Filter the entries below, keeping only lines with the word "margin".

---------- SUPPLIED MATERIAL ----------

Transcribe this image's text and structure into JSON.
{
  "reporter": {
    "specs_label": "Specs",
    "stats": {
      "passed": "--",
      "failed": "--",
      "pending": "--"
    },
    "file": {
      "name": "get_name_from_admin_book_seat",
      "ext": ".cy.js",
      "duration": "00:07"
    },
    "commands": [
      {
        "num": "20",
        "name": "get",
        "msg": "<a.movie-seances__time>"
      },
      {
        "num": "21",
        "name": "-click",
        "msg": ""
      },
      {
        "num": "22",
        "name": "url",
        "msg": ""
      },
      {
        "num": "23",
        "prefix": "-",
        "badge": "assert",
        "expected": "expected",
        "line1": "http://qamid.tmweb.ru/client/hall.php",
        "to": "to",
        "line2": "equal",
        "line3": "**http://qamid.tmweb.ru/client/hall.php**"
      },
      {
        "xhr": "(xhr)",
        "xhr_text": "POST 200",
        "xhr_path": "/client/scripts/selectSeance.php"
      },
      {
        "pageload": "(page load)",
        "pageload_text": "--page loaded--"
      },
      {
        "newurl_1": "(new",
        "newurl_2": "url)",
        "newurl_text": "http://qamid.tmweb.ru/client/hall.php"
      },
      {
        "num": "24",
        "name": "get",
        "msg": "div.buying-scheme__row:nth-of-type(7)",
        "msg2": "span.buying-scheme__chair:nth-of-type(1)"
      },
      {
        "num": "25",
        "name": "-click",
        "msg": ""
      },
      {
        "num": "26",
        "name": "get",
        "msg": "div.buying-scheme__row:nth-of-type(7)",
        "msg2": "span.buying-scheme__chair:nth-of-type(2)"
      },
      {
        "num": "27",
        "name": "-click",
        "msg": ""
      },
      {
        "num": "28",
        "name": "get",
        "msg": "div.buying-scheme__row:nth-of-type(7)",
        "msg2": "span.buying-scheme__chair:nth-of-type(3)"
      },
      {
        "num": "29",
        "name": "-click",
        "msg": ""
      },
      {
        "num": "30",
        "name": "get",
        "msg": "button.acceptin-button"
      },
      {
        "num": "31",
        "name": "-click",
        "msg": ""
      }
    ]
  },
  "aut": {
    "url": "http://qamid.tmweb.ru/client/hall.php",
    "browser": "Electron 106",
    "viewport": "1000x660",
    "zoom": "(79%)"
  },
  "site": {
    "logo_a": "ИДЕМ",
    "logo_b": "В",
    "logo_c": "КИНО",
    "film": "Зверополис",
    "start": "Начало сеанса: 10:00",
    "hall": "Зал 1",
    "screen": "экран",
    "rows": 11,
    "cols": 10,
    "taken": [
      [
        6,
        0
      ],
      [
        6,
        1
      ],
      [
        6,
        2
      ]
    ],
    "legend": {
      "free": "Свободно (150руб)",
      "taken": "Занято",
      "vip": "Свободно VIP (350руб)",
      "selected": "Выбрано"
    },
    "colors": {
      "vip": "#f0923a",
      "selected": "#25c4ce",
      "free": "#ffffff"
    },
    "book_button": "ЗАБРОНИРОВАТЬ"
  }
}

----------
---------- SUPPLIED MATERIAL ----------

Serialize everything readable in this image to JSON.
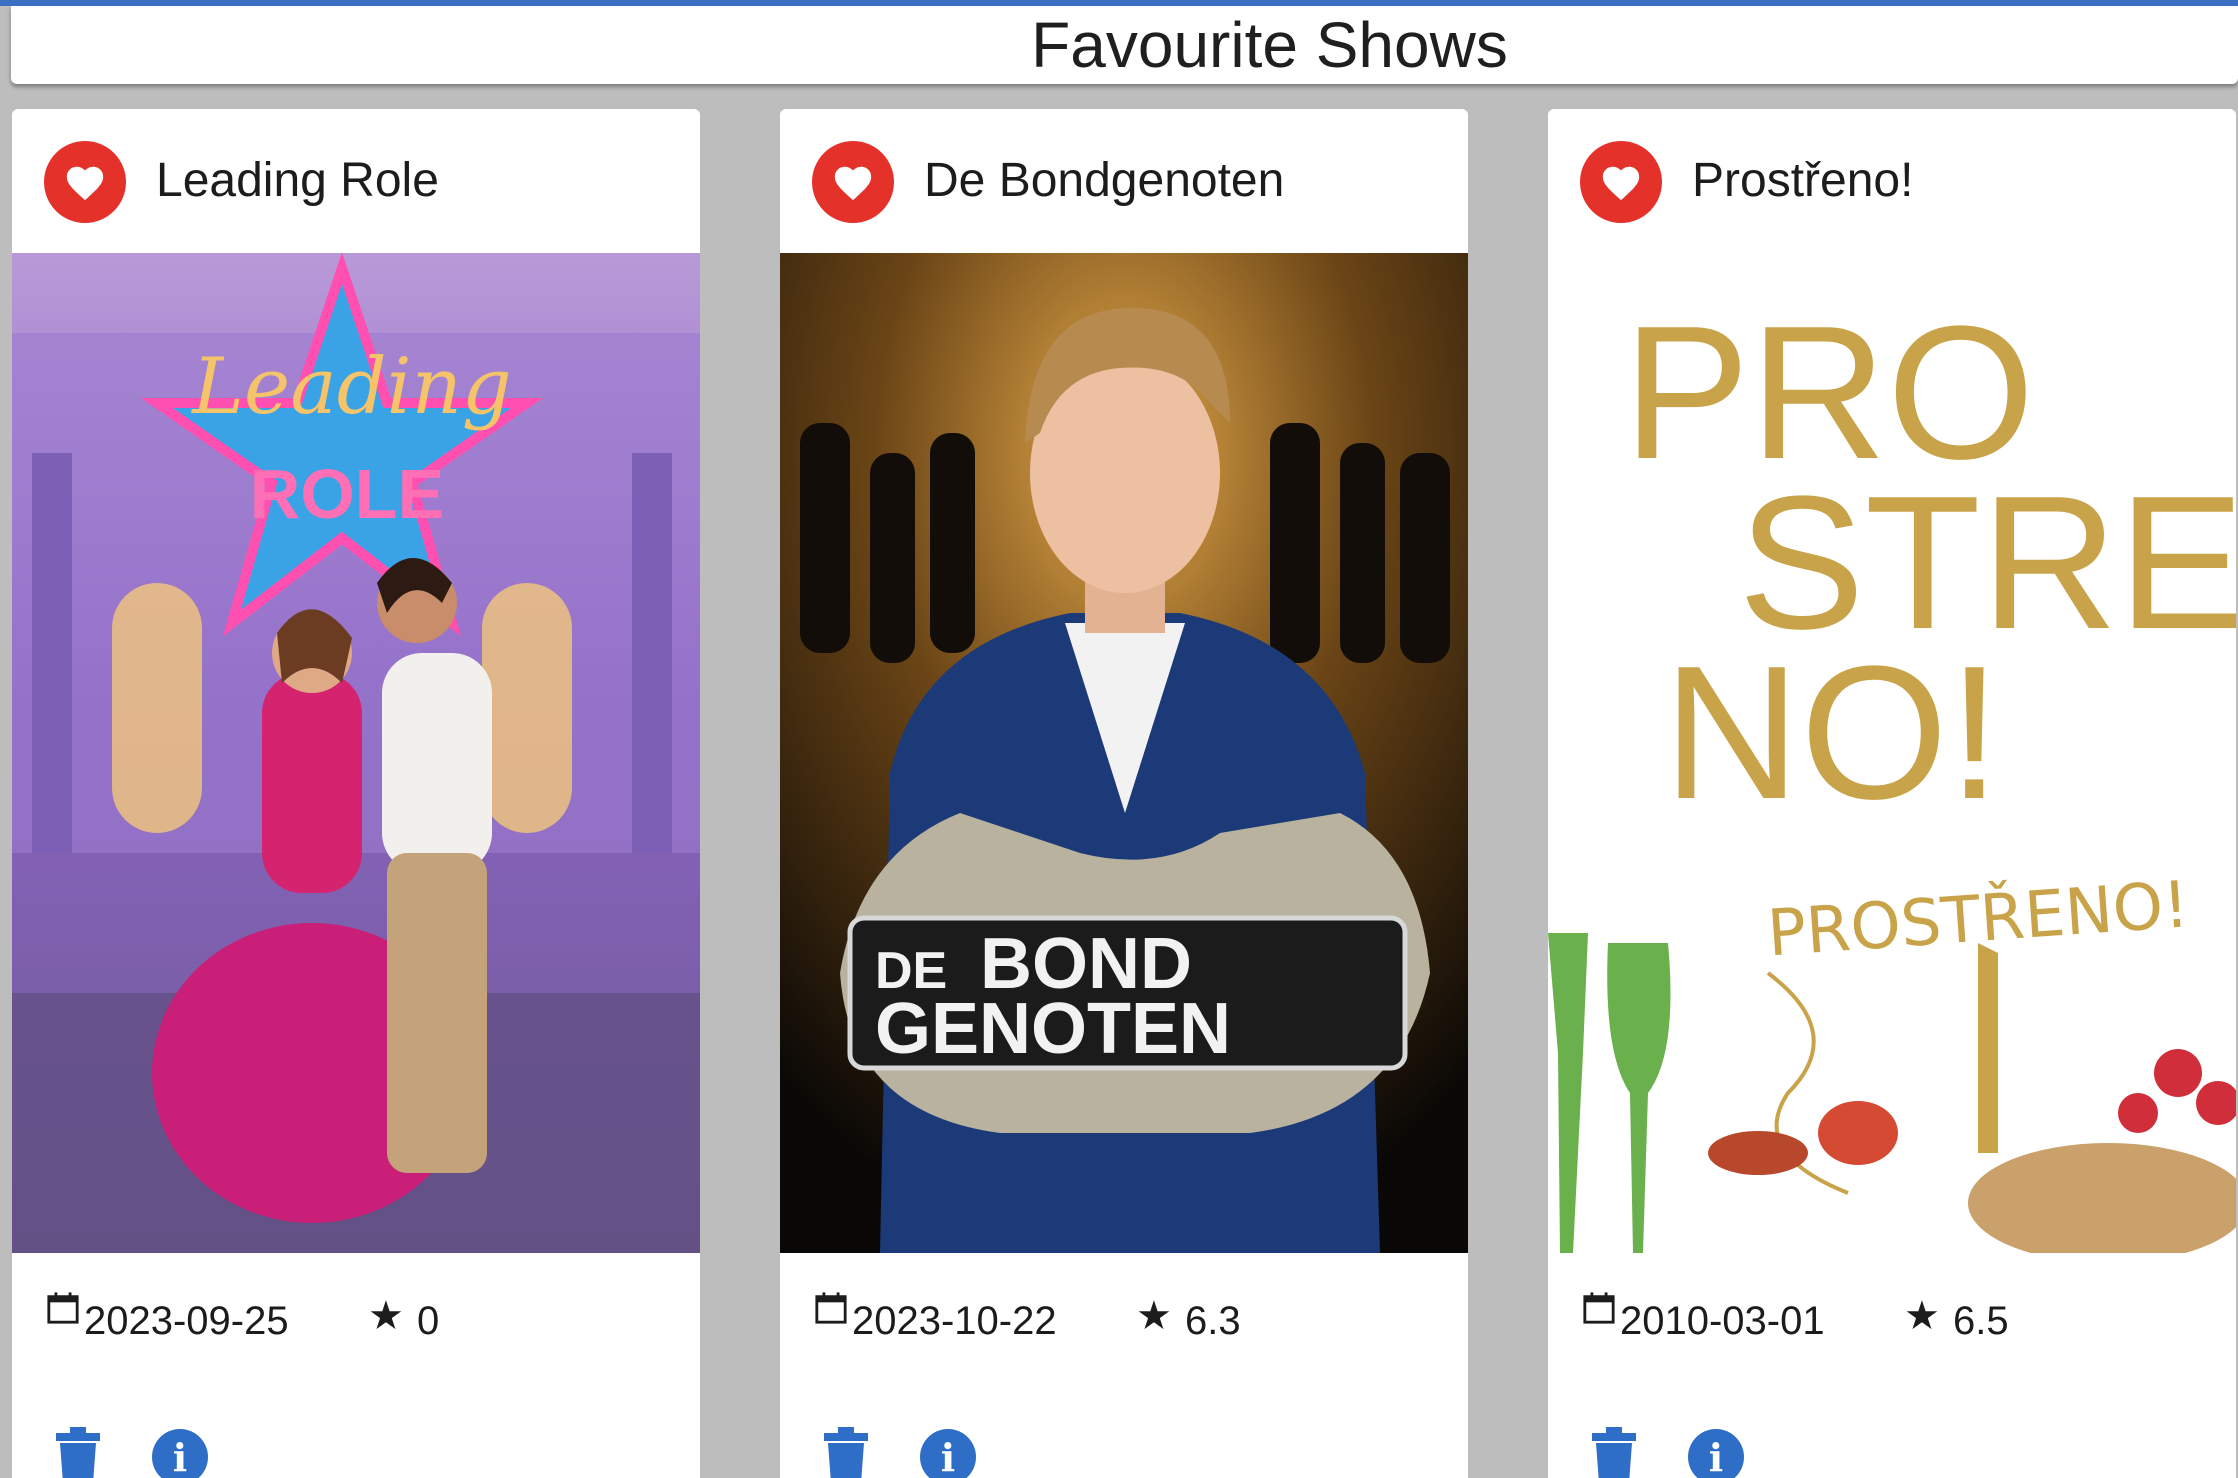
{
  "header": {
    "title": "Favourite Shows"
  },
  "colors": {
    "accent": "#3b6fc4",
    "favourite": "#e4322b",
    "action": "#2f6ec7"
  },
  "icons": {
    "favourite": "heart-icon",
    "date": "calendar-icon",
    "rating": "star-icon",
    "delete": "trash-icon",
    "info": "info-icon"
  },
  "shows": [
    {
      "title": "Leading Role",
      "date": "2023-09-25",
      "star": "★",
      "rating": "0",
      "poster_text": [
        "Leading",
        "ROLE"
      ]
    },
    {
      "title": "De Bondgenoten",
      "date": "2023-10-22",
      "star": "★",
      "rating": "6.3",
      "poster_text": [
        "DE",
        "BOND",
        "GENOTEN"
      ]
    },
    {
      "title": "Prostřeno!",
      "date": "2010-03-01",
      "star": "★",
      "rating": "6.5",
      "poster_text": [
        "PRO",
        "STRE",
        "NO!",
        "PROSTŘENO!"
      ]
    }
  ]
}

----------
---------- SUPPLIED MATERIAL ----------

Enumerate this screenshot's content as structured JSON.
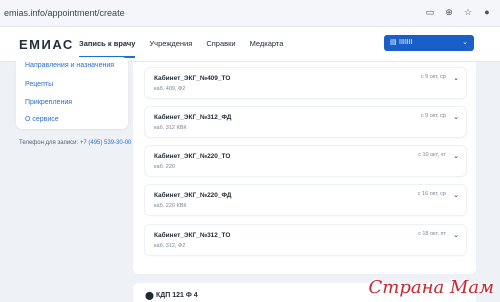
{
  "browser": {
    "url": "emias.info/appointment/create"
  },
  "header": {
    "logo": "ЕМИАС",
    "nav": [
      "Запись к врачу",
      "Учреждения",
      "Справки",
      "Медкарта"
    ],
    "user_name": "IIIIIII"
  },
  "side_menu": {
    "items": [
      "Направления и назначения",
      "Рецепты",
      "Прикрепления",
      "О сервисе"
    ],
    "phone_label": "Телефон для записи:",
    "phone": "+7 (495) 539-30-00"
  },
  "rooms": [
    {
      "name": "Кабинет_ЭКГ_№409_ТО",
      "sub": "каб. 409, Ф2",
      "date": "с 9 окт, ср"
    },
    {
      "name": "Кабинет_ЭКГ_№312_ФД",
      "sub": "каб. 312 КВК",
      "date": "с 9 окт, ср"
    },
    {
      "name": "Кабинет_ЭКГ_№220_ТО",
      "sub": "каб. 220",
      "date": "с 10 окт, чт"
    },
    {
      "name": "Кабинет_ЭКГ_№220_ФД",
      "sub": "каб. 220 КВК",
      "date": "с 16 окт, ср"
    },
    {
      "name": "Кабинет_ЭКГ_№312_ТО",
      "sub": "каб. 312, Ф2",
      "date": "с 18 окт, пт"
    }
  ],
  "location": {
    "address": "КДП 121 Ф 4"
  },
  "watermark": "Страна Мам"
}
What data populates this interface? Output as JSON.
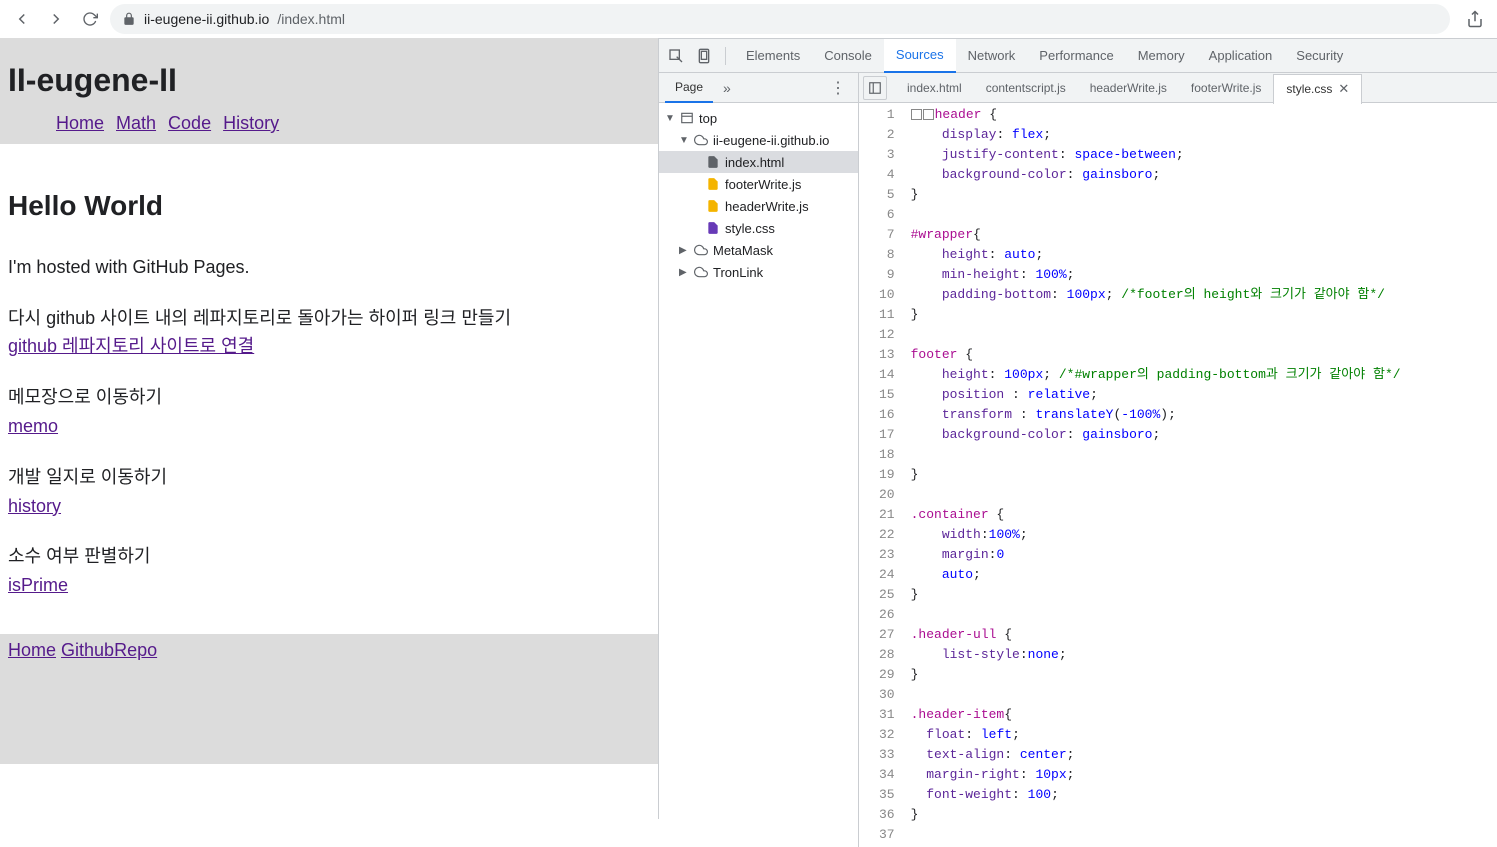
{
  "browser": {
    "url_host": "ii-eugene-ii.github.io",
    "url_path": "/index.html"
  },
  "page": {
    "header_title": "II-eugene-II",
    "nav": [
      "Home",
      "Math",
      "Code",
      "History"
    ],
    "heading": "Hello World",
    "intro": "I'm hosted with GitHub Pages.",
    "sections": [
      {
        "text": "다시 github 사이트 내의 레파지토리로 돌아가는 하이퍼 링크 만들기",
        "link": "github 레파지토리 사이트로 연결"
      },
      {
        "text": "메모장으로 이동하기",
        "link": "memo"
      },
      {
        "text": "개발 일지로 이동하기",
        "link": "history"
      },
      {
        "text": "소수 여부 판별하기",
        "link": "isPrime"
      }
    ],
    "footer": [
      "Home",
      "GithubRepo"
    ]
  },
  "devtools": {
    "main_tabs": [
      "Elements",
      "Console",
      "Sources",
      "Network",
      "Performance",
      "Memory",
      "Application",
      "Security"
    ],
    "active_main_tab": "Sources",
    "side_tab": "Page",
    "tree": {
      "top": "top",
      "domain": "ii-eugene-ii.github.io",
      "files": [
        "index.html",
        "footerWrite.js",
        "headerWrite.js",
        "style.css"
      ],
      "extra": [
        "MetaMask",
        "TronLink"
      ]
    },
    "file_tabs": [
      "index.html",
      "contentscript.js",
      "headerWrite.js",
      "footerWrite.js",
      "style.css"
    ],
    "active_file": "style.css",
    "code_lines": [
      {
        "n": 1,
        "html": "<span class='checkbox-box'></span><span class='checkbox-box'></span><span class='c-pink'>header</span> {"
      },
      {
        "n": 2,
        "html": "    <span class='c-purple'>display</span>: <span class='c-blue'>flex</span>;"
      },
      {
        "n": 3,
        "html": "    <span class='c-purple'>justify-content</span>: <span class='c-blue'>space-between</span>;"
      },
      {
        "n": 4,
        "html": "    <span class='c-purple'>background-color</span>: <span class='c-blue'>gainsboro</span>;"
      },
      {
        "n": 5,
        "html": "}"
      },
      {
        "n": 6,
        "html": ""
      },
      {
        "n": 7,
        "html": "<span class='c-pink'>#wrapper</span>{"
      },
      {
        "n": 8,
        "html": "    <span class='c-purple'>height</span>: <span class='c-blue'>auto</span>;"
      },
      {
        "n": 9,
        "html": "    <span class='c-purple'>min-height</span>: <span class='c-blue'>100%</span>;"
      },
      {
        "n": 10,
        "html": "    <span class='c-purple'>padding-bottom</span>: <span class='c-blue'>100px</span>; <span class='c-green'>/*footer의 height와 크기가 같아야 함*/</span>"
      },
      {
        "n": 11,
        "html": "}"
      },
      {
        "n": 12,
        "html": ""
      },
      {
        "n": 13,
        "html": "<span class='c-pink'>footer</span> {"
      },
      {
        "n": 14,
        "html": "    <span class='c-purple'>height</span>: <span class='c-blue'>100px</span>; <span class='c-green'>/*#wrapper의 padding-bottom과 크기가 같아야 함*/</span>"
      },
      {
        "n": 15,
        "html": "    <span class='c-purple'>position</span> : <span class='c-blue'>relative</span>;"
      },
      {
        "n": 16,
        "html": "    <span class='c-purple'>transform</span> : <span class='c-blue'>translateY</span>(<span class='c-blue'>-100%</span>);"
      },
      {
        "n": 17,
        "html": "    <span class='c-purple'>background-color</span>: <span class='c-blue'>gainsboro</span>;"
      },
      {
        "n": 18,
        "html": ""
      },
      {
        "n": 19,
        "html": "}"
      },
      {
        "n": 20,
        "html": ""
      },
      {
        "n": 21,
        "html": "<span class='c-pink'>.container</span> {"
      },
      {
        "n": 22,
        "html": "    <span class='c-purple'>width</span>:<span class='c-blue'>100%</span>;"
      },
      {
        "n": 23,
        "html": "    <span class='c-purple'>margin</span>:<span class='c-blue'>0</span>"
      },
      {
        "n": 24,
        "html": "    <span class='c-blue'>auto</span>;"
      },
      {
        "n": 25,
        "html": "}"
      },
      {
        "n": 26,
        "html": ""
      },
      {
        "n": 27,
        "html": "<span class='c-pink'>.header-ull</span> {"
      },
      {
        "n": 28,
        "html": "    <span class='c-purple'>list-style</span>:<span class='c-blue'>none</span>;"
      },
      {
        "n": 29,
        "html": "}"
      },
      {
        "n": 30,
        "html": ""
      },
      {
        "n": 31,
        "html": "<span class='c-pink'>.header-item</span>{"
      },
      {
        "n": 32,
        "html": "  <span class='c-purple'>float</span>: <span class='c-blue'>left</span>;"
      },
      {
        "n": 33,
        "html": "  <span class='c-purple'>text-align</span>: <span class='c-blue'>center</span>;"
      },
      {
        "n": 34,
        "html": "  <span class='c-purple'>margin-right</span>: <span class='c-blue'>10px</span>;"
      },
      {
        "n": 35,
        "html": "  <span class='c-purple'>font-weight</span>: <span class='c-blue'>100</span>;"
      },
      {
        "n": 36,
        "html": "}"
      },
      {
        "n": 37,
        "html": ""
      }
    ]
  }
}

----------

• _FULL SOLUTION_:
        "html": "    <span class='c-purple'>margin</span>:<span class='c-blue'>0</span>"
        "html": "  <span class='c-purple'>margin-right</span>: <span class='c-blue'>10px</span>;"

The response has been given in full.